This SQL command is used to add a new row of data to a table.
INSERT
What is a combination of a data lake and a data warehouse called?
Data Lakehouse
In SQL, this clause returns only unique rows from a table, just like Suman's favorite single malt scotch stands out in a world of blended whiskies.
Distinct
Developed by Anthropic, this AI assistant emphasizes helpfulness and safety in responses.
Claude
In a dataset, this refers to an unusual value far from other observations.
Outlier
This is Amazon’s fully managed relational database service.
Amazon RDS
This is the open-source engine that Databricks was originally built around.
Apache Spark
In a relational database, this type of key uniquely identifies each row, like a serial number on a tequila bottle.
Primary key
This is Google DeepMind’s conversational AI system.
Gemini
$800: In machine learning, this type of model finds patterns in unlabeled data.
Unsupervised learning
This is Google Cloud’s serverless data warehouse.
BigQuery
This is the the governance layer for Databricks.
Unity Catalog
In natural language processing, this model “ferments” text into embeddings to understand meaning, like fermenting grains into whiskey.
Also this is an action figure / movie.
Transformer
This AI model by Meta (Facebook) is an open-weight LLM often used for research purposes.
LLaMA
This open-source tool helps data engineers and analysts transform, test, and document data in the warehouse using SQL-based models.
Hint: If you add an "e" somewhere, it's now a card or financial transaction.
dbt
This is Amazon’s NoSQL key-value and document database.
DynamoDB
This is the Databricks feature that automatically creates train/test splits and evaluates models. (Other platforms use it too)

__Tasks to carry out__:
A: Output the data and AI trivia list word for word, from "Data Lakehouse" to "originally built around.".
B: According to the data and AI trivia list, is each statement correct? (i) BigQuery is Google Cloud's serverless data warehouse. (ii) Databricks was originally built around Apache Hadoop. (iii) Amazon RDS is Amazon's NoSQL key-value and document database. Answer yes or no for each, and quote the deciding words of the trivia list.
C: Take the data and AI trivia list further from its last line.

__Supplied information__:

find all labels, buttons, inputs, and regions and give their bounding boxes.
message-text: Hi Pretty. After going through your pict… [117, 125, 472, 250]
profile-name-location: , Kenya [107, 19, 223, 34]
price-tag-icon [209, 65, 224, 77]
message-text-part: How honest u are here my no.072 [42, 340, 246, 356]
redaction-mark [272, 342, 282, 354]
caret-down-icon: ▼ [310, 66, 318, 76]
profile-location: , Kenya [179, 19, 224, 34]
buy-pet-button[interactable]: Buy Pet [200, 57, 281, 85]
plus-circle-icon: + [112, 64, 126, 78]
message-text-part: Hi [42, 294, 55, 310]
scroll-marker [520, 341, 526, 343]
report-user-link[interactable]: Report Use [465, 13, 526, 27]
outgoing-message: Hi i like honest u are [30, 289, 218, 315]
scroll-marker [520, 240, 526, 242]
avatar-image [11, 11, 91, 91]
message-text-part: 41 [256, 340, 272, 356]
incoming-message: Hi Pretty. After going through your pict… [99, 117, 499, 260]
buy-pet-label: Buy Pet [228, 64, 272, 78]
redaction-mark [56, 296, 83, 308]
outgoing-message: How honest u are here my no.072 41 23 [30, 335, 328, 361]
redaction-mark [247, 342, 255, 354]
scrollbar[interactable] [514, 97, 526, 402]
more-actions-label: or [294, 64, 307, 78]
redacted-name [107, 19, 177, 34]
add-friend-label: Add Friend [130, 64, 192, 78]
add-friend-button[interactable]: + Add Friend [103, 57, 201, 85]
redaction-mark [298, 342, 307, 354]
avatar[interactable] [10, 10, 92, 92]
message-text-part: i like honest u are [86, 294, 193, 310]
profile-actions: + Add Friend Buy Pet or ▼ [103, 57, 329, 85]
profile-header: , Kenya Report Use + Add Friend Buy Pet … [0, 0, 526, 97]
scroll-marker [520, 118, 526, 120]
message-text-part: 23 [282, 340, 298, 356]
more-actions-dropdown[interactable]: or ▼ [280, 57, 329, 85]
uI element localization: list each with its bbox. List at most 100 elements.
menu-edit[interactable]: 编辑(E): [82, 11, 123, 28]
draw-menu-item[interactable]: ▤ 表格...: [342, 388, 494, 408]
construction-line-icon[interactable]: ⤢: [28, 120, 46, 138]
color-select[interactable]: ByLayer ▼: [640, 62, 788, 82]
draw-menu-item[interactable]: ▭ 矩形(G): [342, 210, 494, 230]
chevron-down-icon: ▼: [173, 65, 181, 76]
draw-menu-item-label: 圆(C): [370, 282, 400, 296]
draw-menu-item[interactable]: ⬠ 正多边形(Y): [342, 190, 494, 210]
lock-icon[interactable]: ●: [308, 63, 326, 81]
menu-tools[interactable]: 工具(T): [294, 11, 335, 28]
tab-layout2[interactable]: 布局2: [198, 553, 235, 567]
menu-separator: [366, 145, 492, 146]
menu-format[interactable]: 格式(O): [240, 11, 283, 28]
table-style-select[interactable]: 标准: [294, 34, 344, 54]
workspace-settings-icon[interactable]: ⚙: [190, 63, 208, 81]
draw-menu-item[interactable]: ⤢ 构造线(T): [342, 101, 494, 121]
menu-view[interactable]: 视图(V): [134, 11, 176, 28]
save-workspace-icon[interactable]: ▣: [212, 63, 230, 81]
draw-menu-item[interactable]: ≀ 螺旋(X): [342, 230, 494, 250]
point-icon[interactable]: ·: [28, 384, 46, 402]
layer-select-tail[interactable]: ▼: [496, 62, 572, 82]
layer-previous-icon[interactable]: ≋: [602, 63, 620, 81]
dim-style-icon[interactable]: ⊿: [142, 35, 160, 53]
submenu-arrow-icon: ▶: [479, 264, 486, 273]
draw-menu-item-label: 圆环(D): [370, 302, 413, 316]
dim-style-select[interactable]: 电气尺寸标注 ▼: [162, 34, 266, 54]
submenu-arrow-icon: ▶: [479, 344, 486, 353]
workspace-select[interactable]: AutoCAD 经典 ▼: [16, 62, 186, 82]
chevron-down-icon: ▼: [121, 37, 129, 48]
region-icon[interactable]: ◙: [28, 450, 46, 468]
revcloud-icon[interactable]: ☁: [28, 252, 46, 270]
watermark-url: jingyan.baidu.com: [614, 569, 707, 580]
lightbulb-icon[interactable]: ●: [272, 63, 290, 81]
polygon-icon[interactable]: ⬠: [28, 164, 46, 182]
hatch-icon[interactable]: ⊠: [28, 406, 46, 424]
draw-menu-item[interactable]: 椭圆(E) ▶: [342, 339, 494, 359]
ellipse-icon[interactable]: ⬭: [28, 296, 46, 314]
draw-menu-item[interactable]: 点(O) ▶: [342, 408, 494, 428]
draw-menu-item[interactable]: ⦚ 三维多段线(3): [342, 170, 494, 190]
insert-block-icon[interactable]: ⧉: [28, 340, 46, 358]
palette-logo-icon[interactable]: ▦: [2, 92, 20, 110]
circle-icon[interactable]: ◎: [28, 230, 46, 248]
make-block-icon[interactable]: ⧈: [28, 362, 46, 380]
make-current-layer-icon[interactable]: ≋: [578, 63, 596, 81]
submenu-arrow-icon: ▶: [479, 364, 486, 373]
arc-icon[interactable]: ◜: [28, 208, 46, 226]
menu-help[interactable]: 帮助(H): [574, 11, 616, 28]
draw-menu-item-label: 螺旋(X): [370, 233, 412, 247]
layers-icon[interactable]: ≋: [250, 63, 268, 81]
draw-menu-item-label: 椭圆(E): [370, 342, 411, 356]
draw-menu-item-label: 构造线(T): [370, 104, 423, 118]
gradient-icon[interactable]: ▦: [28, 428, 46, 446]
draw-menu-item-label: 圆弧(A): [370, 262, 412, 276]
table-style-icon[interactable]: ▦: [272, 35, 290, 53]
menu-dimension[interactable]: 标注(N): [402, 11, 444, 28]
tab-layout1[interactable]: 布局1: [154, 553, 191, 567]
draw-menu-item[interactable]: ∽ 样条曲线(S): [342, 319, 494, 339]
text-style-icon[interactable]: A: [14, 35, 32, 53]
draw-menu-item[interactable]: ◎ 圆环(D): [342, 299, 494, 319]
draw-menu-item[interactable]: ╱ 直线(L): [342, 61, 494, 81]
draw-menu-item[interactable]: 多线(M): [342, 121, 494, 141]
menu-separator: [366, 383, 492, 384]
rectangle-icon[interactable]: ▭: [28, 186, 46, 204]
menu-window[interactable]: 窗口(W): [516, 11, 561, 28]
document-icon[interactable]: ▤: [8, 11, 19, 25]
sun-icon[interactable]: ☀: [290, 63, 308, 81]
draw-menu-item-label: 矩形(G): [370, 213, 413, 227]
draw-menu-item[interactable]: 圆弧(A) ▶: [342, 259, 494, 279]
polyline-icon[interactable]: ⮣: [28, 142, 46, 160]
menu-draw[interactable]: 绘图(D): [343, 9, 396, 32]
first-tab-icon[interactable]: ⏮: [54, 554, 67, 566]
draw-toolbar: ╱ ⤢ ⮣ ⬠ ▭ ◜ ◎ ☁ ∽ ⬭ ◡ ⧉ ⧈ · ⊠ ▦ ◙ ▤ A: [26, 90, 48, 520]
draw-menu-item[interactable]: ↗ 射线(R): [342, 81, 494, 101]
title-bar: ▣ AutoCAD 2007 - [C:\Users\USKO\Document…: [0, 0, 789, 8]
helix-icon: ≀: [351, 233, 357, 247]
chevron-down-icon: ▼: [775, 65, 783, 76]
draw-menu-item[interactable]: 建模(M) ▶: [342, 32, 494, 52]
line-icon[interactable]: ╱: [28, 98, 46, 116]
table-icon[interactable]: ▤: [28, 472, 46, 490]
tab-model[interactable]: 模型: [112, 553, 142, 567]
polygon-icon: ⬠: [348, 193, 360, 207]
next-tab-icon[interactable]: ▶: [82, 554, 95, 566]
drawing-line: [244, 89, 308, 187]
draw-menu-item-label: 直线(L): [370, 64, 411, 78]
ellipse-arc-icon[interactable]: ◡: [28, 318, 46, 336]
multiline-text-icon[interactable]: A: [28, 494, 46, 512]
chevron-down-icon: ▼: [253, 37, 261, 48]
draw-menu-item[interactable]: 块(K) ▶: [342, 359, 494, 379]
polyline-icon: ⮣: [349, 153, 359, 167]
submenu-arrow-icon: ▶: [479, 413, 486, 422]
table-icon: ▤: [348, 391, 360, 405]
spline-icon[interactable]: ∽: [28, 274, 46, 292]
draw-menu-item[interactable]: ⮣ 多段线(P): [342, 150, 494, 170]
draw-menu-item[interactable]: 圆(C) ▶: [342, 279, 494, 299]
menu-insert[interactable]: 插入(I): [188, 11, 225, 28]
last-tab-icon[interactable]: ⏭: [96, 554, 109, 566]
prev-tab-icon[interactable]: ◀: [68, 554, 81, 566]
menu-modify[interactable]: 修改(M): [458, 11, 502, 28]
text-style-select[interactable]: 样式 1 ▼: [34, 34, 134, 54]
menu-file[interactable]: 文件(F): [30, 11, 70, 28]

__List of answers__:
A:
Data Lakehouse
In SQL, this clause returns only unique rows from a table, just like Suman's favorite single malt scotch stands out in a world of blended whiskies.
Distinct
Developed by Anthropic, this AI assistant emphasizes helpfulness and safety in responses.
Claude
In a dataset, this refers to an unusual value far from other observations.
Outlier
This is Amazon’s fully managed relational database service.
Amazon RDS
This is the open-source engine that Databricks was originally built around.

B:
(i) Yes: "This is Google Cloud’s serverless data warehouse." followed by "BigQuery".
(ii) No: "This is the open-source engine that Databricks was originally built around." followed by "Apache Spark".
(iii) No: "This is Amazon’s fully managed relational database service." followed by "Amazon RDS".

C:
AutoML
In Pandas, this method returns the first n rows of a DataFrame, like the frothy foam layers at the top of a draft-poured beer.
Head()
This Chinese-developed AI model, known for its cheap training for R1, had significant delays in launching its R2 version due to hardware issues with Huawei's Ascend chips.
DeepSeek
This AWS generative AI assistant, launched in 2023, helps developers and business users generate content and answer questions from enterprise data.
Amazon Q
Amazon Neptune is this kind of serverless database.
Graph database
This open-source platform, created by Databricks, helps manage the entire machine learning lifecycle, including tracking experiments, packaging models, and deploying them.
MLflow
This “brew” of open-source tools helps you mix layers and neurons into a smooth deep learning model, widely used for AI “cocktails.”
TensorFlow
Developed by Alibaba, this AI model series, including the 2.5-Max version, is recognized for its strong performance in coding tasks and multilingual understanding
Qwen
In geospatial data, this type of data stores information in a grid of pixels, like satellite images or digital photos.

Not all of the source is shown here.